━━━ Material for this task ━━━

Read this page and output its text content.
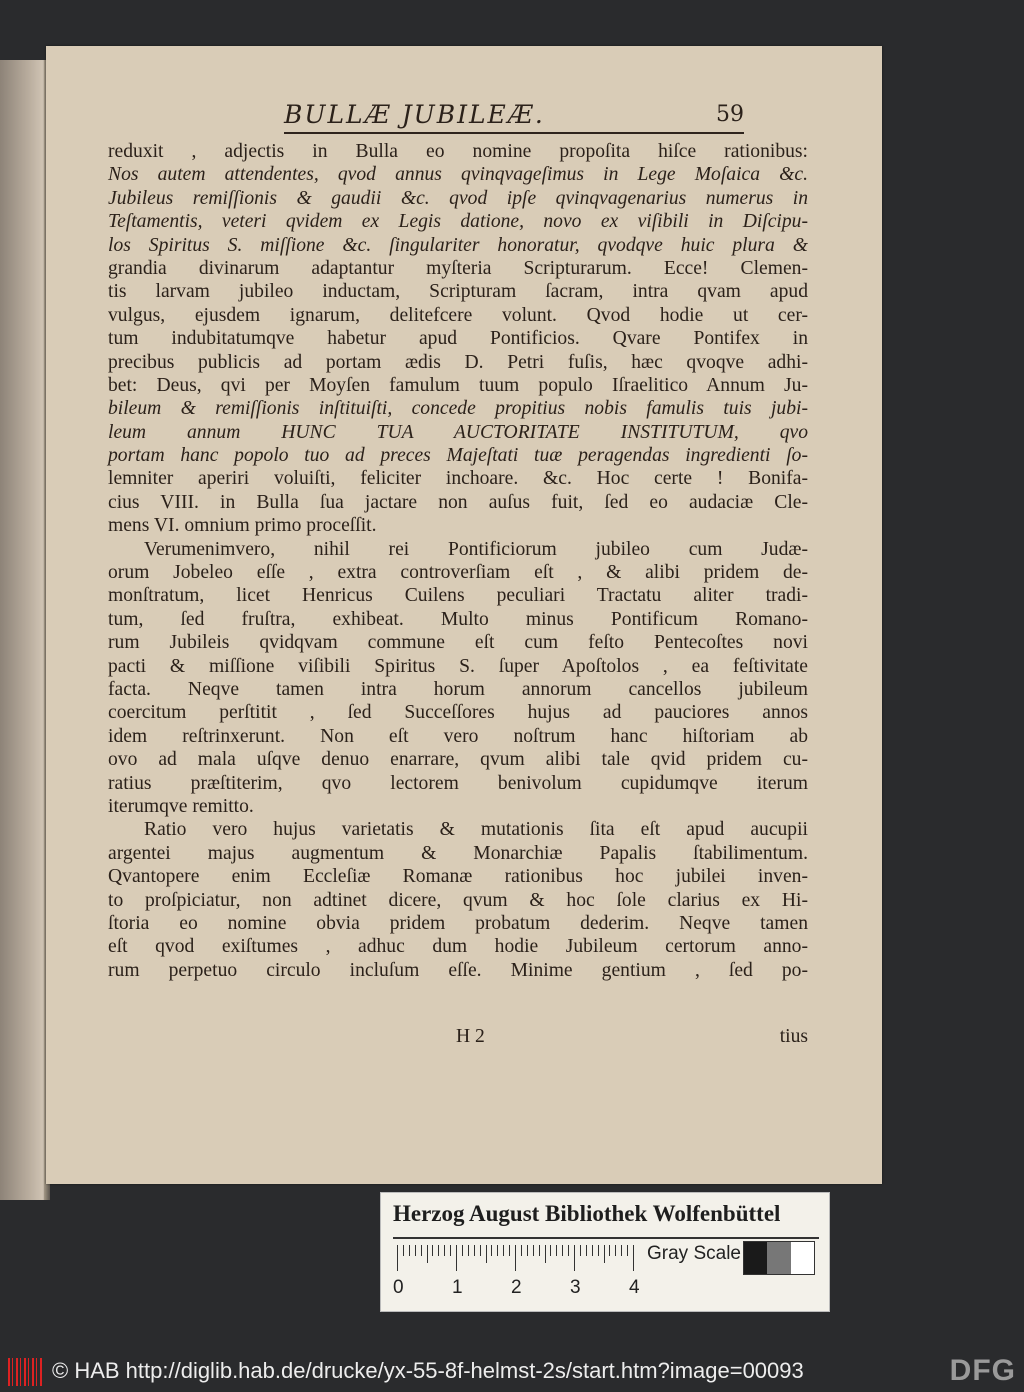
BULLÆ JUBILEÆ.	59
reduxit , adjectis in Bulla eo nomine propoſita hiſce rationibus:
Nos autem attendentes, qvod annus qvinqvageſimus in Lege Moſaica &c.
Jubileus remiſſionis & gaudii &c. qvod ipſe qvinqvagenarius numerus in
Teſtamentis, veteri qvidem ex Legis datione, novo ex viſibili in Diſcipu-
los Spiritus S. miſſione &c. ſingulariter honoratur, qvodqve huic plura &
grandia divinarum adaptantur myſteria Scripturarum. Ecce! Clemen-
tis larvam jubileo inductam, Scripturam ſacram, intra qvam apud
vulgus, ejusdem ignarum, delitefcere volunt. Qvod hodie ut cer-
tum indubitatumqve habetur apud Pontificios. Qvare Pontifex in
precibus publicis ad portam ædis D. Petri fuſis, hæc qvoqve adhi-
bet: Deus, qvi per Moyſen famulum tuum populo Iſraelitico Annum Ju-
bileum & remiſſionis inſtituiſti, concede propitius nobis famulis tuis jubi-
leum annum HUNC TUA AUCTORITATE INSTITUTUM, qvo
portam hanc popolo tuo ad preces Majeſtati tuæ peragendas ingredienti ſo-
lemniter aperiri voluiſti, feliciter inchoare. &c. Hoc certe ! Bonifa-
cius VIII. in Bulla ſua jactare non auſus fuit, ſed eo audaciæ Cle-
mens VI. omnium primo proceſſit.
Verumenimvero, nihil rei Pontificiorum jubileo cum Judæ-
orum Jobeleo eſſe , extra controverſiam eſt , & alibi pridem de-
monſtratum, licet Henricus Cuilens peculiari Tractatu aliter tradi-
tum, ſed fruſtra, exhibeat. Multo minus Pontificum Romano-
rum Jubileis qvidqvam commune eſt cum feſto Pentecoſtes novi
pacti & miſſione viſibili Spiritus S. ſuper Apoſtolos , ea feſtivitate
facta. Neqve tamen intra horum annorum cancellos jubileum
coercitum perſtitit , ſed Succeſſores hujus ad pauciores annos
idem reſtrinxerunt. Non eſt vero noſtrum hanc hiſtoriam ab
ovo ad mala uſqve denuo enarrare, qvum alibi tale qvid pridem cu-
ratius præſtiterim, qvo lectorem benivolum cupidumqve iterum
iterumqve remitto.
Ratio vero hujus varietatis & mutationis ſita eſt apud aucupii
argentei majus augmentum & Monarchiæ Papalis ſtabilimentum.
Qvantopere enim Eccleſiæ Romanæ rationibus hoc jubilei inven-
to proſpiciatur, non adtinet dicere, qvum & hoc ſole clarius ex Hi-
ſtoria eo nomine obvia pridem probatum dederim. Neqve tamen
eſt qvod exiſtumes , adhuc dum hodie Jubileum certorum anno-
rum perpetuo circulo incluſum eſſe. Minime gentium , ſed po-
H 2	tius
Herzog August Bibliothek Wolfenbüttel
0	1	2	3	4
Gray Scale
© HAB http://diglib.hab.de/drucke/yx-55-8f-helmst-2s/start.htm?image=00093	DFG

━━━

## What to work on
Track down every line with the word "Bulla" and copy it.

## Task response
reduxit , adjectis in Bulla eo nomine propoſita hiſce rationibus:
cius VIII. in Bulla ſua jactare non auſus fuit, ſed eo audaciæ Cle-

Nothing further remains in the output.